In the listing below, pick out lines with "incident".

>> START Entries shown

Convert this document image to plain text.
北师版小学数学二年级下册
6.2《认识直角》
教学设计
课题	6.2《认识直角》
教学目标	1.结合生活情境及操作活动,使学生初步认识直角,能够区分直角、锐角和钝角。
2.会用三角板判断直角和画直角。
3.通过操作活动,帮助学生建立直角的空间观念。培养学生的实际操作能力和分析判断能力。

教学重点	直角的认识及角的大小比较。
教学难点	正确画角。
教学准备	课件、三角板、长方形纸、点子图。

>> END Entries shown
>> START Entries shown

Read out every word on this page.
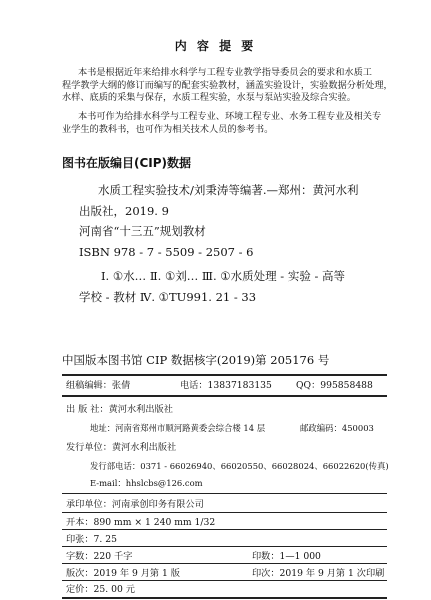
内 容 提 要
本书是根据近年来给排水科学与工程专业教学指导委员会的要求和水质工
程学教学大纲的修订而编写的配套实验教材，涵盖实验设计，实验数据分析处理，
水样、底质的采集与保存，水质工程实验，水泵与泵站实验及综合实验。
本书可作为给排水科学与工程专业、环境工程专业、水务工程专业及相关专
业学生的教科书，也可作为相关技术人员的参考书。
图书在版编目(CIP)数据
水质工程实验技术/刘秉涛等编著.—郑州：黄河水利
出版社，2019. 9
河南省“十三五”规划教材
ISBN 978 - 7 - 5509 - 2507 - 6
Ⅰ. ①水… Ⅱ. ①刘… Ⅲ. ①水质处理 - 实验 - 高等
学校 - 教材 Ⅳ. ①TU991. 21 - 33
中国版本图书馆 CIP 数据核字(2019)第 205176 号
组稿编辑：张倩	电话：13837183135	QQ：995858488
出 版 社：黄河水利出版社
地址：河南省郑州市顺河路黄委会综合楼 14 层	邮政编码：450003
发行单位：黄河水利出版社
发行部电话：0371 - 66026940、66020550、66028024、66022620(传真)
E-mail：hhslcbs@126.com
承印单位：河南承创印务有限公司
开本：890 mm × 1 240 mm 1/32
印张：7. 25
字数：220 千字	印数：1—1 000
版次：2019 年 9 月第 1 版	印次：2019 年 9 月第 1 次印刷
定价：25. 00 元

>> END Entries shown
>> START Entries shown

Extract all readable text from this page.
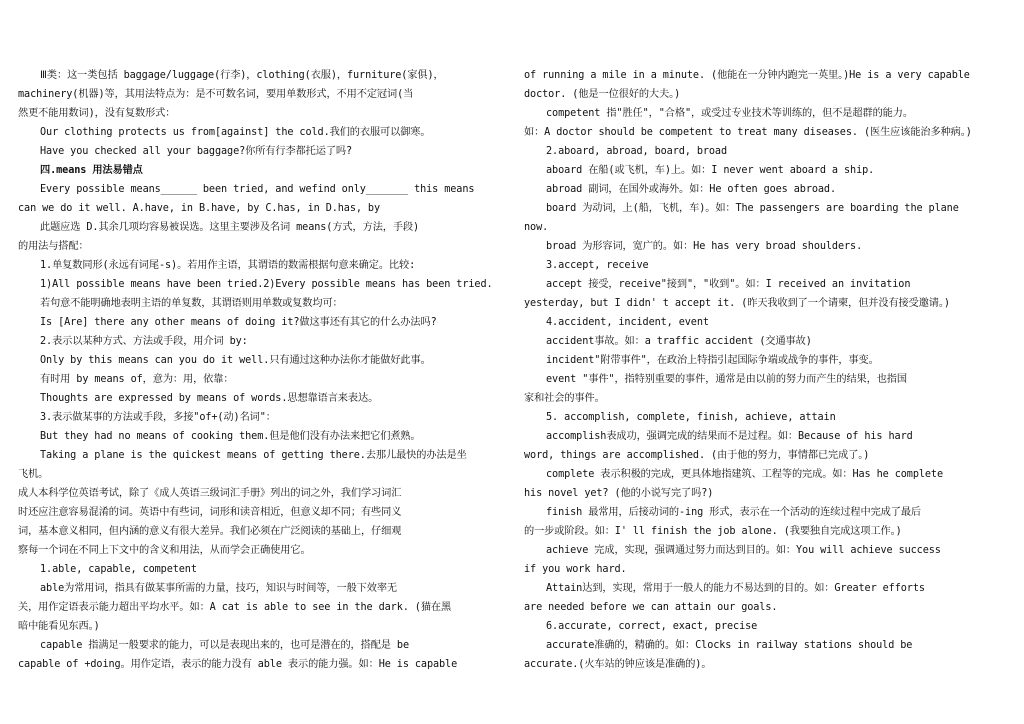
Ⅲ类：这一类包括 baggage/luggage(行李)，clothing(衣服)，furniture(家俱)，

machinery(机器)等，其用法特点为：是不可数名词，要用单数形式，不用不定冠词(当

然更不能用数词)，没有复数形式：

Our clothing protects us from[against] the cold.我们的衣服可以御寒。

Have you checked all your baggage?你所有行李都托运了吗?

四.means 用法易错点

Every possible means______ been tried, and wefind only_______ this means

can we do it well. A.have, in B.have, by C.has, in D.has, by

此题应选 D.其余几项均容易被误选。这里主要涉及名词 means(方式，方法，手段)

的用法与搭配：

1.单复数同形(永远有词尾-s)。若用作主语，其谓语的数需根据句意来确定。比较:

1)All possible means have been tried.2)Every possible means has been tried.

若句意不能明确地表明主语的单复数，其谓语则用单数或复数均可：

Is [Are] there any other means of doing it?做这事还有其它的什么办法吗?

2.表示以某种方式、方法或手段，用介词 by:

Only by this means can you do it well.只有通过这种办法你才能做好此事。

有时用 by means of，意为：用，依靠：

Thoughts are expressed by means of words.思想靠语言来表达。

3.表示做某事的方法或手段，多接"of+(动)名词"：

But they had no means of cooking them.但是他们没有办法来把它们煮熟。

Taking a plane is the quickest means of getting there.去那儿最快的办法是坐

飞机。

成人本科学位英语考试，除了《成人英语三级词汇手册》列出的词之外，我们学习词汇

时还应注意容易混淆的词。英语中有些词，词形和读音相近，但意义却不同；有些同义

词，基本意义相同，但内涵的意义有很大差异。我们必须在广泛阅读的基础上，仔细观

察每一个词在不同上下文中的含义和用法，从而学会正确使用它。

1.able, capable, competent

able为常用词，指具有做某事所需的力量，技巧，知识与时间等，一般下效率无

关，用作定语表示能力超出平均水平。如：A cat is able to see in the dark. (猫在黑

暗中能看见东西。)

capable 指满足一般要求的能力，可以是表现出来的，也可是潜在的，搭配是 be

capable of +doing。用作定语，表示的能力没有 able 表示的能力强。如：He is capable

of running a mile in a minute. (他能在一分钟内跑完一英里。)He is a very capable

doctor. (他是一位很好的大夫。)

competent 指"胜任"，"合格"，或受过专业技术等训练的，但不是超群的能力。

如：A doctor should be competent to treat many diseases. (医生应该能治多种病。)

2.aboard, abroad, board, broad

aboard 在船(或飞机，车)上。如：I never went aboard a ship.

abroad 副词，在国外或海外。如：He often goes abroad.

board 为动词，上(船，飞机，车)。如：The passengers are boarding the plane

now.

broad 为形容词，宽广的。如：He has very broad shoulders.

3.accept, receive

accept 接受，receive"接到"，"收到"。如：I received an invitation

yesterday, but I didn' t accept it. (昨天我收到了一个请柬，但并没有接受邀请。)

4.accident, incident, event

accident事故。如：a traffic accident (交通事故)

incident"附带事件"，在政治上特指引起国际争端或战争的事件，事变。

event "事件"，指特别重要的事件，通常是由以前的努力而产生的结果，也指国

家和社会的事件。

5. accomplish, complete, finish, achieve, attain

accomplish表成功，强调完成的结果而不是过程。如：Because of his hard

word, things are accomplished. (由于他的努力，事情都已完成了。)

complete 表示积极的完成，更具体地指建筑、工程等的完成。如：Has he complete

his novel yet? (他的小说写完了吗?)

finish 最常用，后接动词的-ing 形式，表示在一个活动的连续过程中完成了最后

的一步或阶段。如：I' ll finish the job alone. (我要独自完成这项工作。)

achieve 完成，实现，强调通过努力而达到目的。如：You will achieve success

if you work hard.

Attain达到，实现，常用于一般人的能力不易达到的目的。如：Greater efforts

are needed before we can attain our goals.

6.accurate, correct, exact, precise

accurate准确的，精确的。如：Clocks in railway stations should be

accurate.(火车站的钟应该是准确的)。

>> END Entries shown

**Output of the task**
4.accident, incident, event
incident"附带事件"，在政治上特指引起国际争端或战争的事件，事变。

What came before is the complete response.